### Task directions
Reproduce the listing below verbatim.
□ □ □
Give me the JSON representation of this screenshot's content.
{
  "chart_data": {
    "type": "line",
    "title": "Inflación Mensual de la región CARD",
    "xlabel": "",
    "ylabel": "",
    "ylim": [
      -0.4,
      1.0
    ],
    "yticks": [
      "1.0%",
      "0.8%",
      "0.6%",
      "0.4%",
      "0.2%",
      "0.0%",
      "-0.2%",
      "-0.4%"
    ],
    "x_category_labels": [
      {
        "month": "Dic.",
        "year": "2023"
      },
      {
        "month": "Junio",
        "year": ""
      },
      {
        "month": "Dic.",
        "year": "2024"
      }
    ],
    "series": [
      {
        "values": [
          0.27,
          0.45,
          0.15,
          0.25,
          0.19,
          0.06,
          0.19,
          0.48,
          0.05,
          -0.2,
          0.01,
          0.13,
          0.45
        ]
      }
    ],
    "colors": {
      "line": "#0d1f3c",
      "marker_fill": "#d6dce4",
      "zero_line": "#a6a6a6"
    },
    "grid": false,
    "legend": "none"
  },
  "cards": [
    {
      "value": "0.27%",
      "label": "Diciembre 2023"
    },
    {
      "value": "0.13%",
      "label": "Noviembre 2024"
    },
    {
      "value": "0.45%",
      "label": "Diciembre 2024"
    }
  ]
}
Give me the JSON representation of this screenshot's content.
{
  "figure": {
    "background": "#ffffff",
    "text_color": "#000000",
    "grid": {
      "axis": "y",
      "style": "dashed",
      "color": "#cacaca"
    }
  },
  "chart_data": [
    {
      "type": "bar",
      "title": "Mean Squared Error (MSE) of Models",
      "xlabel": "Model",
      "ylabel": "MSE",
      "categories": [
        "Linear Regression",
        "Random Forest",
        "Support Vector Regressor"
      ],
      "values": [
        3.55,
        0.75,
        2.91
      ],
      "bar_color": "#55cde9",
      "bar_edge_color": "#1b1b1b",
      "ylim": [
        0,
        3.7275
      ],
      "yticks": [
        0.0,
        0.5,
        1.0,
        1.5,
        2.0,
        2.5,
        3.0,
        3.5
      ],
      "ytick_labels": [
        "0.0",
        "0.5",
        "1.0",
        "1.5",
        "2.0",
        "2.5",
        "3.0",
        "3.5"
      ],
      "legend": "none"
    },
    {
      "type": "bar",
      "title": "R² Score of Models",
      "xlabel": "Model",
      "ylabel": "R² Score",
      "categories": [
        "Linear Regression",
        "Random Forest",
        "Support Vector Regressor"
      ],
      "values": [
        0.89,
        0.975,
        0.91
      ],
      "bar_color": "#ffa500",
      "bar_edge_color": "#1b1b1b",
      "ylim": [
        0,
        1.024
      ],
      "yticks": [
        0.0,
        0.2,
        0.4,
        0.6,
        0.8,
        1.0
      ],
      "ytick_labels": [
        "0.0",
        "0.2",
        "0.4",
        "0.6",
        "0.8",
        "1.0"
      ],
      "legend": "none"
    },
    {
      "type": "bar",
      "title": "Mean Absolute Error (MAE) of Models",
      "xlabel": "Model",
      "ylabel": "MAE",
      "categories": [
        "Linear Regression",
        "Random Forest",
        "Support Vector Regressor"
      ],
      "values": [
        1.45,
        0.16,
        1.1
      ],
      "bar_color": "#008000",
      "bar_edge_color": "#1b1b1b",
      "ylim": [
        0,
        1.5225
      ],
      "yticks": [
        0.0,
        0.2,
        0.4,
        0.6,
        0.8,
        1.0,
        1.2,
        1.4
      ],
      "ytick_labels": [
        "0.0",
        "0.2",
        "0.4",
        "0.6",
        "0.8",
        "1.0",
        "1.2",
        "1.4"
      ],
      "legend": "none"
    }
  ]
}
□ □ □
### Answer for this exercise
Give me the JSON representation of this screenshot's content.
{
  "chart_data": {
    "type": "line",
    "title": "Inflación Mensual de la región CARD",
    "xlabel": "",
    "ylabel": "",
    "ylim": [
      -0.4,
      1.0
    ],
    "yticks": [
      "1.0%",
      "0.8%",
      "0.6%",
      "0.4%",
      "0.2%",
      "0.0%",
      "-0.2%",
      "-0.4%"
    ],
    "x_category_labels": [
      {
        "month": "Dic.",
        "year": "2023"
      },
      {
        "month": "Junio",
        "year": ""
      },
      {
        "month": "Dic.",
        "year": "2024"
      }
    ],
    "series": [
      {
        "values": [
          0.27,
          0.45,
          0.15,
          0.25,
          0.19,
          0.06,
          0.19,
          0.48,
          0.05,
          -0.2,
          0.01,
          0.13,
          0.45
        ]
      }
    ],
    "colors": {
      "line": "#0d1f3c",
      "marker_fill": "#d6dce4",
      "zero_line": "#a6a6a6"
    },
    "grid": false,
    "legend": "none"
  },
  "cards": [
    {
      "value": "0.27%",
      "label": "Diciembre 2023"
    },
    {
      "value": "0.13%",
      "label": "Noviembre 2024"
    },
    {
      "value": "0.45%",
      "label": "Diciembre 2024"
    }
  ]
}
Give me the JSON representation of this screenshot's content.
{
  "figure": {
    "background": "#ffffff",
    "text_color": "#000000",
    "grid": {
      "axis": "y",
      "style": "dashed",
      "color": "#cacaca"
    }
  },
  "chart_data": [
    {
      "type": "bar",
      "title": "Mean Squared Error (MSE) of Models",
      "xlabel": "Model",
      "ylabel": "MSE",
      "categories": [
        "Linear Regression",
        "Random Forest",
        "Support Vector Regressor"
      ],
      "values": [
        3.55,
        0.75,
        2.91
      ],
      "bar_color": "#55cde9",
      "bar_edge_color": "#1b1b1b",
      "ylim": [
        0,
        3.7275
      ],
      "yticks": [
        0.0,
        0.5,
        1.0,
        1.5,
        2.0,
        2.5,
        3.0,
        3.5
      ],
      "ytick_labels": [
        "0.0",
        "0.5",
        "1.0",
        "1.5",
        "2.0",
        "2.5",
        "3.0",
        "3.5"
      ],
      "legend": "none"
    },
    {
      "type": "bar",
      "title": "R² Score of Models",
      "xlabel": "Model",
      "ylabel": "R² Score",
      "categories": [
        "Linear Regression",
        "Random Forest",
        "Support Vector Regressor"
      ],
      "values": [
        0.89,
        0.975,
        0.91
      ],
      "bar_color": "#ffa500",
      "bar_edge_color": "#1b1b1b",
      "ylim": [
        0,
        1.024
      ],
      "yticks": [
        0.0,
        0.2,
        0.4,
        0.6,
        0.8,
        1.0
      ],
      "ytick_labels": [
        "0.0",
        "0.2",
        "0.4",
        "0.6",
        "0.8",
        "1.0"
      ],
      "legend": "none"
    },
    {
      "type": "bar",
      "title": "Mean Absolute Error (MAE) of Models",
      "xlabel": "Model",
      "ylabel": "MAE",
      "categories": [
        "Linear Regression",
        "Random Forest",
        "Support Vector Regressor"
      ],
      "values": [
        1.45,
        0.16,
        1.1
      ],
      "bar_color": "#008000",
      "bar_edge_color": "#1b1b1b",
      "ylim": [
        0,
        1.5225
      ],
      "yticks": [
        0.0,
        0.2,
        0.4,
        0.6,
        0.8,
        1.0,
        1.2,
        1.4
      ],
      "ytick_labels": [
        "0.0",
        "0.2",
        "0.4",
        "0.6",
        "0.8",
        "1.0",
        "1.2",
        "1.4"
      ],
      "legend": "none"
    }
  ]
}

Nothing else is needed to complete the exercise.